------ RECORDS SHOWN
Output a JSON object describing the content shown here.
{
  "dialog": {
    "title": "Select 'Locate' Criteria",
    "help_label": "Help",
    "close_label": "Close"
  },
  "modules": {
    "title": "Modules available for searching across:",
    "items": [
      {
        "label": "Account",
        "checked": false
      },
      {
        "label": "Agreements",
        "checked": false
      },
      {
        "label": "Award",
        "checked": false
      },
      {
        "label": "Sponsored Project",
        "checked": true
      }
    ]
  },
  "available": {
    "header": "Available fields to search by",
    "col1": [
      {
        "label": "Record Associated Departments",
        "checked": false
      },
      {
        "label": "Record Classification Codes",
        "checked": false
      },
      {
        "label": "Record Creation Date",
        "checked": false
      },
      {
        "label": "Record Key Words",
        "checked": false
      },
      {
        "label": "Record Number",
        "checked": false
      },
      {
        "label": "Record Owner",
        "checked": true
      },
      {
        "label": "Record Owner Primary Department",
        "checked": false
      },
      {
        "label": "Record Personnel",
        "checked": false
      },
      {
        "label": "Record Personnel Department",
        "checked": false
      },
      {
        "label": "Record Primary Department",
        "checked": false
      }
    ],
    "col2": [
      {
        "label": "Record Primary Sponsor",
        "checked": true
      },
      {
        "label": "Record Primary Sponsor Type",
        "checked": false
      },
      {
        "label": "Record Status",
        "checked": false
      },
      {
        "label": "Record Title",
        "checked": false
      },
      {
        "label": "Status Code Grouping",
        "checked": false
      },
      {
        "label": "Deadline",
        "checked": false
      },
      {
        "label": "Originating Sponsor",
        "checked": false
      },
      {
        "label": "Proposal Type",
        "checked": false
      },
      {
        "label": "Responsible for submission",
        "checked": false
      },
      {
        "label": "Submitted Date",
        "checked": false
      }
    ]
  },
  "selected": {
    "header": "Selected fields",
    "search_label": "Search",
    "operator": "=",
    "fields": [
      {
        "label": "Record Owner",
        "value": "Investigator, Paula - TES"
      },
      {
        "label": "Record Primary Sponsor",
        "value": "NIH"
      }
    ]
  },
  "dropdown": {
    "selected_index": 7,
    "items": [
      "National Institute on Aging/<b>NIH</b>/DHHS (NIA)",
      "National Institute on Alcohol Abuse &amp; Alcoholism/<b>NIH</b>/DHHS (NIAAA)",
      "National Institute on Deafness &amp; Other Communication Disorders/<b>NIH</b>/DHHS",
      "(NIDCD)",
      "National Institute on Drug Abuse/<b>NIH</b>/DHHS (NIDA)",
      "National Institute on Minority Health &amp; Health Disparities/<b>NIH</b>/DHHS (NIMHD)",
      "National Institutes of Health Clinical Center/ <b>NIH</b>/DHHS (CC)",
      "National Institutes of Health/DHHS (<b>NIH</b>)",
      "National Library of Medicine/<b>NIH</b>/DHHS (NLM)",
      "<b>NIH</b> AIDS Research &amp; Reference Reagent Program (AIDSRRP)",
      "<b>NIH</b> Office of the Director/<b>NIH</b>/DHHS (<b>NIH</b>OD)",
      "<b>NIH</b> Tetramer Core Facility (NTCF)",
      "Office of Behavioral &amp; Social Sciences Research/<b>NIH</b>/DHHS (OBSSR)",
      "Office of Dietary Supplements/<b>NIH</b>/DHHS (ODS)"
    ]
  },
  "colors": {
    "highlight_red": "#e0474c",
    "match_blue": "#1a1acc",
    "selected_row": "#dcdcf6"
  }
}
------------
TASK DESCRIPTION
Type out all of the material again, word for word.

EXERCISE RESULT
Output a JSON object describing the content shown here.
{
  "dialog": {
    "title": "Select 'Locate' Criteria",
    "help_label": "Help",
    "close_label": "Close"
  },
  "modules": {
    "title": "Modules available for searching across:",
    "items": [
      {
        "label": "Account",
        "checked": false
      },
      {
        "label": "Agreements",
        "checked": false
      },
      {
        "label": "Award",
        "checked": false
      },
      {
        "label": "Sponsored Project",
        "checked": true
      }
    ]
  },
  "available": {
    "header": "Available fields to search by",
    "col1": [
      {
        "label": "Record Associated Departments",
        "checked": false
      },
      {
        "label": "Record Classification Codes",
        "checked": false
      },
      {
        "label": "Record Creation Date",
        "checked": false
      },
      {
        "label": "Record Key Words",
        "checked": false
      },
      {
        "label": "Record Number",
        "checked": false
      },
      {
        "label": "Record Owner",
        "checked": true
      },
      {
        "label": "Record Owner Primary Department",
        "checked": false
      },
      {
        "label": "Record Personnel",
        "checked": false
      },
      {
        "label": "Record Personnel Department",
        "checked": false
      },
      {
        "label": "Record Primary Department",
        "checked": false
      }
    ],
    "col2": [
      {
        "label": "Record Primary Sponsor",
        "checked": true
      },
      {
        "label": "Record Primary Sponsor Type",
        "checked": false
      },
      {
        "label": "Record Status",
        "checked": false
      },
      {
        "label": "Record Title",
        "checked": false
      },
      {
        "label": "Status Code Grouping",
        "checked": false
      },
      {
        "label": "Deadline",
        "checked": false
      },
      {
        "label": "Originating Sponsor",
        "checked": false
      },
      {
        "label": "Proposal Type",
        "checked": false
      },
      {
        "label": "Responsible for submission",
        "checked": false
      },
      {
        "label": "Submitted Date",
        "checked": false
      }
    ]
  },
  "selected": {
    "header": "Selected fields",
    "search_label": "Search",
    "operator": "=",
    "fields": [
      {
        "label": "Record Owner",
        "value": "Investigator, Paula - TES"
      },
      {
        "label": "Record Primary Sponsor",
        "value": "NIH"
      }
    ]
  },
  "dropdown": {
    "selected_index": 7,
    "items": [
      "National Institute on Aging/<b>NIH</b>/DHHS (NIA)",
      "National Institute on Alcohol Abuse &amp; Alcoholism/<b>NIH</b>/DHHS (NIAAA)",
      "National Institute on Deafness &amp; Other Communication Disorders/<b>NIH</b>/DHHS",
      "(NIDCD)",
      "National Institute on Drug Abuse/<b>NIH</b>/DHHS (NIDA)",
      "National Institute on Minority Health &amp; Health Disparities/<b>NIH</b>/DHHS (NIMHD)",
      "National Institutes of Health Clinical Center/ <b>NIH</b>/DHHS (CC)",
      "National Institutes of Health/DHHS (<b>NIH</b>)",
      "National Library of Medicine/<b>NIH</b>/DHHS (NLM)",
      "<b>NIH</b> AIDS Research &amp; Reference Reagent Program (AIDSRRP)",
      "<b>NIH</b> Office of the Director/<b>NIH</b>/DHHS (<b>NIH</b>OD)",
      "<b>NIH</b> Tetramer Core Facility (NTCF)",
      "Office of Behavioral &amp; Social Sciences Research/<b>NIH</b>/DHHS (OBSSR)",
      "Office of Dietary Supplements/<b>NIH</b>/DHHS (ODS)"
    ]
  },
  "colors": {
    "highlight_red": "#e0474c",
    "match_blue": "#1a1acc",
    "selected_row": "#dcdcf6"
  }
}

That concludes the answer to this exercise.